──────── Quoted passage ────────
More than 600 waterfowl carcasses discovered at Nelson Lake in Oliver County in March are a result of avian cholera, a bacteria that is readily spread in areas where waterfowl congregate in large numbers.
Dr. Dan Grove, wildlife veterinarian for the North Dakota Game and Fish Department, said the initial inspection on March 10 revealed the presence of primarily mallards and Canada geese, already in varying states of decay. "Based on carcass decomposition, it looked like the onset was likely weeks earlier," Grove said.
Whole carcasses were shipped March 11 to the National Wildlife Health Center in Madison, Wis., for necropsy and disease testing. The lake was surveyed a second and third time on March 11-12, when carcasses were again collected and shipped.
"Birds were tested for multiple diseases, including avian influenza, which came back negative," Grove said. "Typically we do not see die-offs in wild birds from AI."
A midwinter survey in early January had indicated 23,000 mallards and 30,675 geese on Nelson Lake, which serves as the outflow for the Minnkota Power Plant and has open water year-around.
────────
* **Exercise requirements**
- A) Answer these questions about the article on the Nelson Lake waterfowl die-off, one answer per line, marked to match.
(i) Which kinds of birds made up most of the carcasses in the first inspection?
(ii) Where were the whole carcasses sent for necropsy and disease testing?
(iii) How many mallards did the midwinter survey record on Nelson Lake?
- B) Summarize the article on the Nelson Lake waterfowl die-off in two sentences.
- C) Write the next part of the news article about the Nelson Lake waterfowl die-off, beginning after its final sentence.
──────── Recorded information ────────
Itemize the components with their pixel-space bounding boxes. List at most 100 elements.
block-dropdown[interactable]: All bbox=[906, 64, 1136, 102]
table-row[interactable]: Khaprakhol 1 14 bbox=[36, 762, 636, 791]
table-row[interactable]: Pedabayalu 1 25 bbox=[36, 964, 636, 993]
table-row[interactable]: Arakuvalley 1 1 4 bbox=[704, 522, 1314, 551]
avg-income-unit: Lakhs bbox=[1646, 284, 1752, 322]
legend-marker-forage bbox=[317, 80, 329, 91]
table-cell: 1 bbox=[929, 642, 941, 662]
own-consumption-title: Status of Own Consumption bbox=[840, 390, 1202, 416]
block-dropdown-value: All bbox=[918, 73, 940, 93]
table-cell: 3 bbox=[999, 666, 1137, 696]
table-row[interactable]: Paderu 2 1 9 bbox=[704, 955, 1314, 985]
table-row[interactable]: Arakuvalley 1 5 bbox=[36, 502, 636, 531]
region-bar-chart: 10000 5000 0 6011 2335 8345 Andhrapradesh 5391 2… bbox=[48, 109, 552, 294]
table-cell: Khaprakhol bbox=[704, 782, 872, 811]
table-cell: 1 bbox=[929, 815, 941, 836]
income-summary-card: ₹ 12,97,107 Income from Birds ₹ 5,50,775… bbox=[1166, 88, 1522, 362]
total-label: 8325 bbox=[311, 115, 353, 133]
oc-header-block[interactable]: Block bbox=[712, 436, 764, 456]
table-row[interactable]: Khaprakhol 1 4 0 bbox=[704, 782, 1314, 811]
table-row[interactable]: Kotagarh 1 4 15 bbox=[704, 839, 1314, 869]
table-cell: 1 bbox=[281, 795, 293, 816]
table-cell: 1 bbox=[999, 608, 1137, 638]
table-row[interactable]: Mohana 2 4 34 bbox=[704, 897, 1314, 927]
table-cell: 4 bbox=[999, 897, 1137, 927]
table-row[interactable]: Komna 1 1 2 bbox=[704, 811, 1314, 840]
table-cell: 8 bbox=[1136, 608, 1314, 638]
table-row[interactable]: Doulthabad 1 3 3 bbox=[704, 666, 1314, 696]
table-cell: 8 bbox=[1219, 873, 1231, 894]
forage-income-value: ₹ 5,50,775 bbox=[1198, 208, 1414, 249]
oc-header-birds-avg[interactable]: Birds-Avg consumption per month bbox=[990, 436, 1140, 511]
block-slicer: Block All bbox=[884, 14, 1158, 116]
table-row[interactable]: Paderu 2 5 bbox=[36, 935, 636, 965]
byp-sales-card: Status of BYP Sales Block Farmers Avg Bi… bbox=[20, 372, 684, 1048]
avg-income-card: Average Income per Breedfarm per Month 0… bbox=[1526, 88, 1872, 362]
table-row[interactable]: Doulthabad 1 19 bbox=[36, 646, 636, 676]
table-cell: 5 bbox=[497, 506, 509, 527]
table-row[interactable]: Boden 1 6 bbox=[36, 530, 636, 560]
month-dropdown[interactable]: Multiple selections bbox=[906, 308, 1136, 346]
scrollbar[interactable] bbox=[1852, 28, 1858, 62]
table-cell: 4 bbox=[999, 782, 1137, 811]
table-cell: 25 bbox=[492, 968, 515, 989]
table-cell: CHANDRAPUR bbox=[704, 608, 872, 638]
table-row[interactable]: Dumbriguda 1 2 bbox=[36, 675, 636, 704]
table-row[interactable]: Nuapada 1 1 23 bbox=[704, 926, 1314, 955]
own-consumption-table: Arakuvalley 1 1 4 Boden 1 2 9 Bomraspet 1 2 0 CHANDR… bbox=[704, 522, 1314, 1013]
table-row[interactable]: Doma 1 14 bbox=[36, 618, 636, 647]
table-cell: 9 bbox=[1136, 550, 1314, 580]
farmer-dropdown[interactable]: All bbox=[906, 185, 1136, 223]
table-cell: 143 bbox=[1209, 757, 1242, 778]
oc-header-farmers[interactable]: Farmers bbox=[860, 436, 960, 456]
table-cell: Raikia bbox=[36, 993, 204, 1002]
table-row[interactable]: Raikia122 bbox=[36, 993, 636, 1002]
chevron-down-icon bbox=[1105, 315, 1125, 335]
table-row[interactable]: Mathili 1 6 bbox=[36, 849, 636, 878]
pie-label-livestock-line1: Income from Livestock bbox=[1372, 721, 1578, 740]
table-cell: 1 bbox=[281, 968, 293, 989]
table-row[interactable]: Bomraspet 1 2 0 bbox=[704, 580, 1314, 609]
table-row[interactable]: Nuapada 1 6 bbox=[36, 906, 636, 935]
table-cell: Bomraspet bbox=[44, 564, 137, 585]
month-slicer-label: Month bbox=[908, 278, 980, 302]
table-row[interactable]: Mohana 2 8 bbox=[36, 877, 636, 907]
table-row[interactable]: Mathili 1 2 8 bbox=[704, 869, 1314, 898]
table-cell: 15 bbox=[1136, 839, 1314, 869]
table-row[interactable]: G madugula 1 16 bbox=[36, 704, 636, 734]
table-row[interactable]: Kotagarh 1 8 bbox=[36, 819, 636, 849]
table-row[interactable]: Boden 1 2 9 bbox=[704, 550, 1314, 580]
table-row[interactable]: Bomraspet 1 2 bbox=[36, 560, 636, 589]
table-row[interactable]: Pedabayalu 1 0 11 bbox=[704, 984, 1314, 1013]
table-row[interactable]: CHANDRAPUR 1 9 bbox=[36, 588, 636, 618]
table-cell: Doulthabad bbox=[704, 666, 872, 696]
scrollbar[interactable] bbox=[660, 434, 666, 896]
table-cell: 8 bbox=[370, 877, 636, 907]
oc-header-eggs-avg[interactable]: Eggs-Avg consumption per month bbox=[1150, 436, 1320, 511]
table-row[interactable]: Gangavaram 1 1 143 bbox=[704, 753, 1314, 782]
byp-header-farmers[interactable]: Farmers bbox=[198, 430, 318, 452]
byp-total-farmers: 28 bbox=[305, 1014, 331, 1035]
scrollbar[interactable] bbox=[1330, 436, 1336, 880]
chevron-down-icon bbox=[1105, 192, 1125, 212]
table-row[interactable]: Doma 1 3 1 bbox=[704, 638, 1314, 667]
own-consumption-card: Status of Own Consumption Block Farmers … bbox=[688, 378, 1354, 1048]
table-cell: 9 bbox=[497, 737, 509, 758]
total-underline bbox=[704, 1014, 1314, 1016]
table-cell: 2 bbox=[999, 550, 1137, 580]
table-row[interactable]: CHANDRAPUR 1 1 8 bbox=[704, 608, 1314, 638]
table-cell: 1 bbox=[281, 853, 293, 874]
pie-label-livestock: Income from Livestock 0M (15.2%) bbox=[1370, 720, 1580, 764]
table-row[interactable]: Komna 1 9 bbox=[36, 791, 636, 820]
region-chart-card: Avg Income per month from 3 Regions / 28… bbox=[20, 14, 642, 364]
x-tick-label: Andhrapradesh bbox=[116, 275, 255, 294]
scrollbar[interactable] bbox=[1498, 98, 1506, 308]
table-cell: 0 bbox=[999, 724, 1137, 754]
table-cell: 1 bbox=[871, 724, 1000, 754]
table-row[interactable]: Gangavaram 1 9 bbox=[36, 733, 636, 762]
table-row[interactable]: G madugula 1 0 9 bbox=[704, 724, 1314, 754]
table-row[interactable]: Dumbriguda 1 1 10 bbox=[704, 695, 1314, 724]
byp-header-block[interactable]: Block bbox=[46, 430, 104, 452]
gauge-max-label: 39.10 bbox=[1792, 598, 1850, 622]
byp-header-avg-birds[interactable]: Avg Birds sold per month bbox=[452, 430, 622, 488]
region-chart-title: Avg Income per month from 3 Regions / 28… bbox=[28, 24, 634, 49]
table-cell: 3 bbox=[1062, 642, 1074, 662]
────────
* **Results**
- A)
(i) Mallards and Canada geese
(ii) The National Wildlife Health Center in Madison, Wis.
(iii) 23,000

- B) More than 600 waterfowl carcasses, mainly mallards and Canada geese, were found at Nelson Lake in Oliver County in March, and the deaths were caused by avian cholera. Carcasses collected during three surveys were sent to the National Wildlife Health Center for testing, where avian influenza came back negative.

- C)
Dead birds on the lake have been reported at some degree over the last several years, Grove said, with several local anglers indicating it is a frequent occurrence.
"This is one of two areas in the state with open water in winter, so waterfowl will congregate in this area," Grove added. "Whenever large numbers are in a confined area, the chances of a disease outbreak increase."
Grove encourages anyone seeing dead wildlife in large quantities to report it to the Game and Fish Department. "We are concerned when more than a few deaths are observed in one area within a short period of time," he said.